--- TASK TO COMPLETE ---
Copy nothing but the text: repeat each entry exactly and drop the images.

— BEGIN —

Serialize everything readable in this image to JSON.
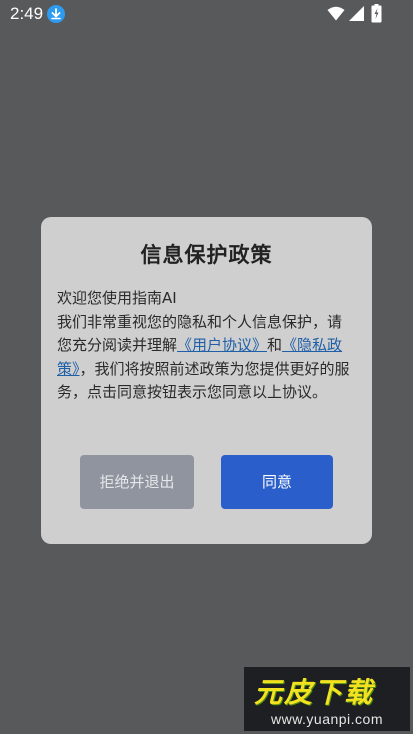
{
  "status_bar": {
    "time": "2:49",
    "icons": [
      "download-icon",
      "wifi-icon",
      "signal-icon",
      "battery-icon"
    ]
  },
  "dialog": {
    "title": "信息保护政策",
    "body": {
      "line1": "欢迎您使用指南AI",
      "text_before_links": "我们非常重视您的隐私和个人信息保护，请您充分阅读并理解",
      "link_user_agreement": "《用户协议》",
      "connector": "和",
      "link_privacy_policy": "《隐私政策》",
      "text_after_links": "，我们将按照前述政策为您提供更好的服务，点击同意按钮表示您同意以上协议。"
    },
    "decline_label": "拒绝并退出",
    "agree_label": "同意"
  },
  "colors": {
    "backdrop": "#58595b",
    "dialog_bg": "#cfcfcf",
    "agree_button": "#2a5fcb",
    "decline_button": "#8f949e",
    "link": "#1f5fa8"
  },
  "watermark": {
    "logo_text": "元皮下载",
    "url": "www.yuanpi.com"
  }
}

— END —

--- ANSWER TO THE EXERCISE ---
Serialize everything readable in this image to JSON.
{
  "status_bar": {
    "time": "2:49",
    "icons": [
      "download-icon",
      "wifi-icon",
      "signal-icon",
      "battery-icon"
    ]
  },
  "dialog": {
    "title": "信息保护政策",
    "body": {
      "line1": "欢迎您使用指南AI",
      "text_before_links": "我们非常重视您的隐私和个人信息保护，请您充分阅读并理解",
      "link_user_agreement": "《用户协议》",
      "connector": "和",
      "link_privacy_policy": "《隐私政策》",
      "text_after_links": "，我们将按照前述政策为您提供更好的服务，点击同意按钮表示您同意以上协议。"
    },
    "decline_label": "拒绝并退出",
    "agree_label": "同意"
  },
  "colors": {
    "backdrop": "#58595b",
    "dialog_bg": "#cfcfcf",
    "agree_button": "#2a5fcb",
    "decline_button": "#8f949e",
    "link": "#1f5fa8"
  },
  "watermark": {
    "logo_text": "元皮下载",
    "url": "www.yuanpi.com"
  }
}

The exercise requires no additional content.